INSTRUCTION - Your task is to retype the lines between the line with "Decode this image" and the line with "What's the underlying", inclusive. Copy no pictures and no other lines.

(Records from a collection of figures)
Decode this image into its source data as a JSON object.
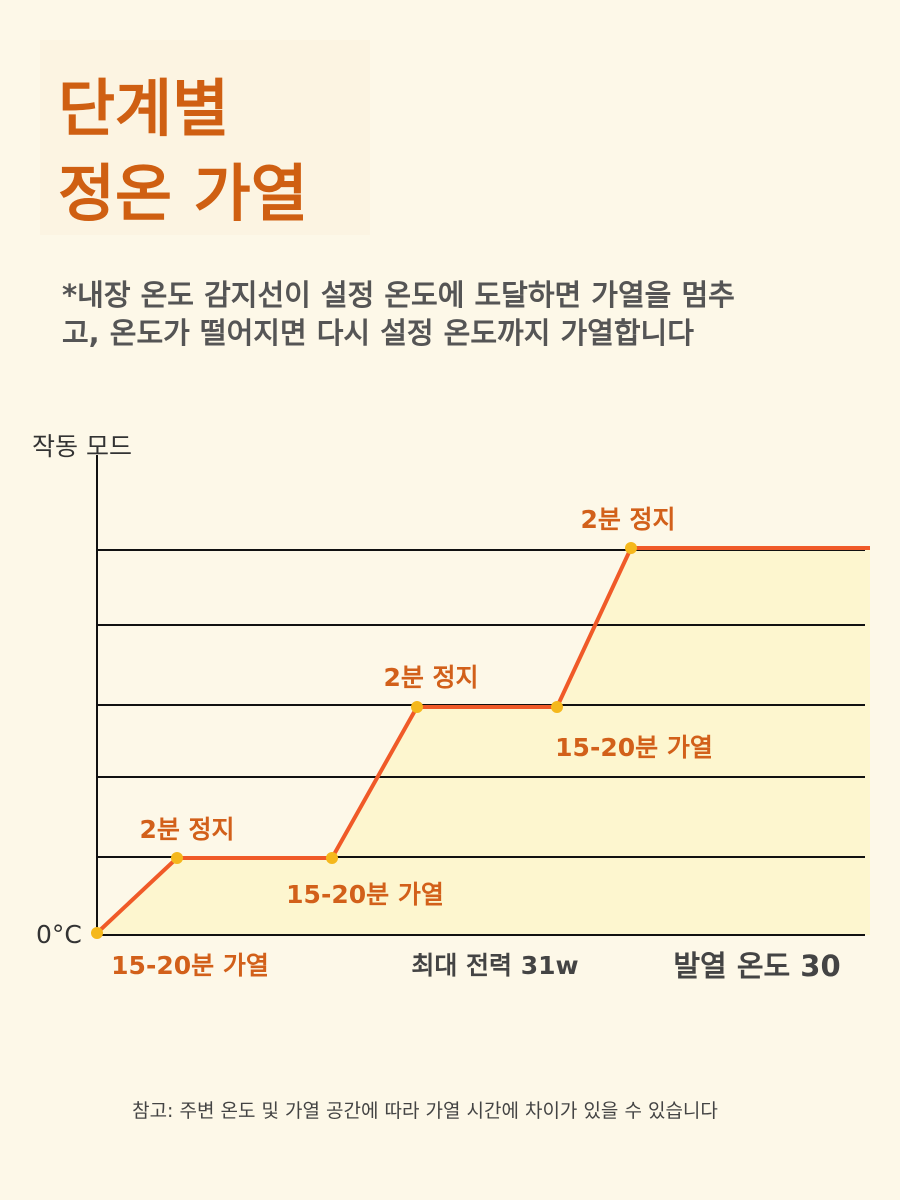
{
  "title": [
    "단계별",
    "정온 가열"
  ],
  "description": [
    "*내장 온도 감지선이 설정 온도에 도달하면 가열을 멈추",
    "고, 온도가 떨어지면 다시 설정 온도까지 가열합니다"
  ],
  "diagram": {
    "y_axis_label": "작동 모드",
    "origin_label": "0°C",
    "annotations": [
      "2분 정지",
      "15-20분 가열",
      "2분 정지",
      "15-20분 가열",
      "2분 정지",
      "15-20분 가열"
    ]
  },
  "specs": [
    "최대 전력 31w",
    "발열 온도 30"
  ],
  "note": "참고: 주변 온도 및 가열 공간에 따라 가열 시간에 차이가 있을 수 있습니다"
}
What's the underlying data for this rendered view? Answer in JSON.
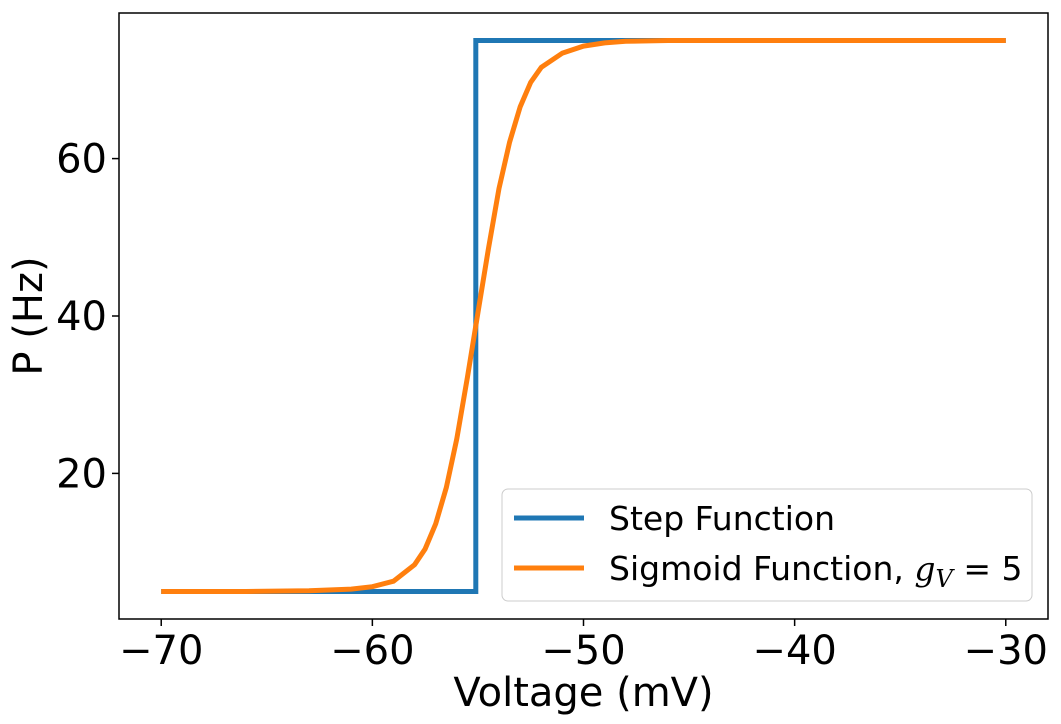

--

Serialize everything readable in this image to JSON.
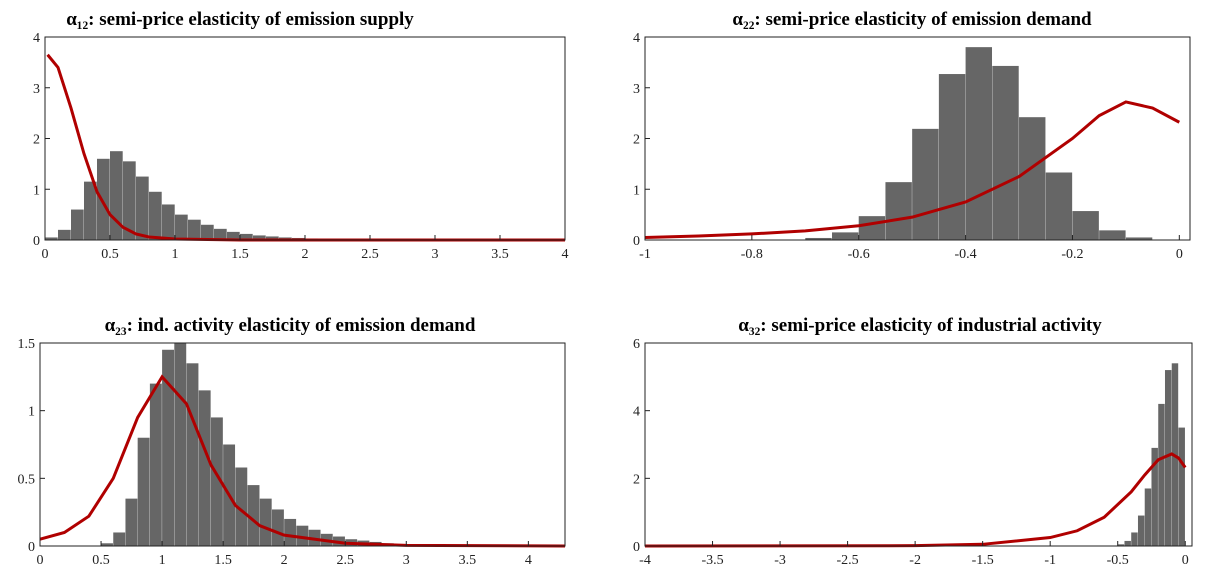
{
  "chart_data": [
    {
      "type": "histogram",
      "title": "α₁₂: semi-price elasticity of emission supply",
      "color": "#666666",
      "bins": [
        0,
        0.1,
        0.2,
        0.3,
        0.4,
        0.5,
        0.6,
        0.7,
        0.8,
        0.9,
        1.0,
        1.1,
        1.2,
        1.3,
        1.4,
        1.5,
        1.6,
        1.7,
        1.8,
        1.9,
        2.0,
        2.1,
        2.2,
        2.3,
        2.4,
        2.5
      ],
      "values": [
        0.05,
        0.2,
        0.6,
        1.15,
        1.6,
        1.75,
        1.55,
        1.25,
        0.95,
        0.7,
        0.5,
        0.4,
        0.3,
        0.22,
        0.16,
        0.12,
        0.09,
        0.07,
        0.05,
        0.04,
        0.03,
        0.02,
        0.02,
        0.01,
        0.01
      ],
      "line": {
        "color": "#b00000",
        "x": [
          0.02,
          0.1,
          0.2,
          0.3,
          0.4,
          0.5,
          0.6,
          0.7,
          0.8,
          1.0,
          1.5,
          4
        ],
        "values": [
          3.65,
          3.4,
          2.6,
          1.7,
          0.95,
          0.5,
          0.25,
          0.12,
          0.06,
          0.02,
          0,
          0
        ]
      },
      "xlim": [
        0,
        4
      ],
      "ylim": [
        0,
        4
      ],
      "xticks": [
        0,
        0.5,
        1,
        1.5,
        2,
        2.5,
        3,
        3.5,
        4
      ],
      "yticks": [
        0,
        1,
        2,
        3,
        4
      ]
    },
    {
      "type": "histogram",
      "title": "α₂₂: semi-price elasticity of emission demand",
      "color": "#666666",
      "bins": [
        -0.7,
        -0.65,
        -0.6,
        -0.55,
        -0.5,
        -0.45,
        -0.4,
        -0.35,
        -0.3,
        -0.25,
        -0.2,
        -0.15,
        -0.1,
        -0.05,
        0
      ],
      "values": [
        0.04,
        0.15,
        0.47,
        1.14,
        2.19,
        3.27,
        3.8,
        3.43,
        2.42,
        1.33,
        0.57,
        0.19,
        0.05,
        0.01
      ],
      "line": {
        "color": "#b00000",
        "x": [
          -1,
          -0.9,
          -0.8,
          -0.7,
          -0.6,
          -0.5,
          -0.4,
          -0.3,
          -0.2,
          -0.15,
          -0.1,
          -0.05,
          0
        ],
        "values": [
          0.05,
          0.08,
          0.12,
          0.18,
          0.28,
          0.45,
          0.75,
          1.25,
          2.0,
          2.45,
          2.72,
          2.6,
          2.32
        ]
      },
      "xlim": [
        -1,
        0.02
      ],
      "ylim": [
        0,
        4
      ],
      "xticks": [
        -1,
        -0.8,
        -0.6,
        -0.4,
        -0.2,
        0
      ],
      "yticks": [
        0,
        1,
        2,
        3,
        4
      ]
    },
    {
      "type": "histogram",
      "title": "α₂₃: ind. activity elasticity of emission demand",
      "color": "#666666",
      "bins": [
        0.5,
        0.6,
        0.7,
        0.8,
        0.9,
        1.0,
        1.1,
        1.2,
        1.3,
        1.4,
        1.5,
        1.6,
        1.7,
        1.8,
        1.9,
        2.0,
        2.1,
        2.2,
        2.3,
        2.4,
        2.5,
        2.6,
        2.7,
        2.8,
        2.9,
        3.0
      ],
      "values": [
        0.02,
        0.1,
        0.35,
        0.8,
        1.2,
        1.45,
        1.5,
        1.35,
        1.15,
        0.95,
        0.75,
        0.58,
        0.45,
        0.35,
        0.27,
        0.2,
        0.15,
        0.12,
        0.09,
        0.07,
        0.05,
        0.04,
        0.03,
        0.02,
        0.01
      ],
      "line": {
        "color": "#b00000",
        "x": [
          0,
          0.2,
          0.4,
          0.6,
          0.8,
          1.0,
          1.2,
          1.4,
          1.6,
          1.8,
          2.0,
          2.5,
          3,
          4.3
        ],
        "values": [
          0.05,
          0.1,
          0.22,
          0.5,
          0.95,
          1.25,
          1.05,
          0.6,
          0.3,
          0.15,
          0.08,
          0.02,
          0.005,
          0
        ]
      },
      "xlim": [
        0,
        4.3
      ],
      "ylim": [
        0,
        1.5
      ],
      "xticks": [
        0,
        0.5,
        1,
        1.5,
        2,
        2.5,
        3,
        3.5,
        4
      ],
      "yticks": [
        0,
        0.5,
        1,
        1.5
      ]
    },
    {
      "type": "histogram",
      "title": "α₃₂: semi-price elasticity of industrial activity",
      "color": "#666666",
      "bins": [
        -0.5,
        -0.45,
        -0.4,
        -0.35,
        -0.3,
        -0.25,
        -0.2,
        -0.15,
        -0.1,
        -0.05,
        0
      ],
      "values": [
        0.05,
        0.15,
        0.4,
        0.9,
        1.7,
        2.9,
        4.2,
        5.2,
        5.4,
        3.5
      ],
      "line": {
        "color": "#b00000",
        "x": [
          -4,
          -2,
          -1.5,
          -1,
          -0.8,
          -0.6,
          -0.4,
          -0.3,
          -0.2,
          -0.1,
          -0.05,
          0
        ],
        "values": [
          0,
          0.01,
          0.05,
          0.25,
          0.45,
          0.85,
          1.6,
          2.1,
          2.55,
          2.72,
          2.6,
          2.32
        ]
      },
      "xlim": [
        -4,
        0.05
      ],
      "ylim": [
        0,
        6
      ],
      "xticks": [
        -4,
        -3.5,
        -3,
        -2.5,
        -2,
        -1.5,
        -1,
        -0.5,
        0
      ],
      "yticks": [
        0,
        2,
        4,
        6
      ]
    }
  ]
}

EXERCISE RESULT -
Decode this image into its source data as a JSON object.
{
  "title": [
    "단계별",
    "정온 가열"
  ],
  "description": [
    "*내장 온도 감지선이 설정 온도에 도달하면 가열을 멈추",
    "고, 온도가 떨어지면 다시 설정 온도까지 가열합니다"
  ],
  "diagram": {
    "y_axis_label": "작동 모드",
    "origin_label": "0°C",
    "annotations": [
      "2분 정지",
      "15-20분 가열",
      "2분 정지",
      "15-20분 가열",
      "2분 정지",
      "15-20분 가열"
    ]
  },
  "specs": [
    "최대 전력 31w",
    "발열 온도 30"
  ],
  "note": "참고: 주변 온도 및 가열 공간에 따라 가열 시간에 차이가 있을 수 있습니다"
}
What's the underlying data for this rendered view? Answer in JSON.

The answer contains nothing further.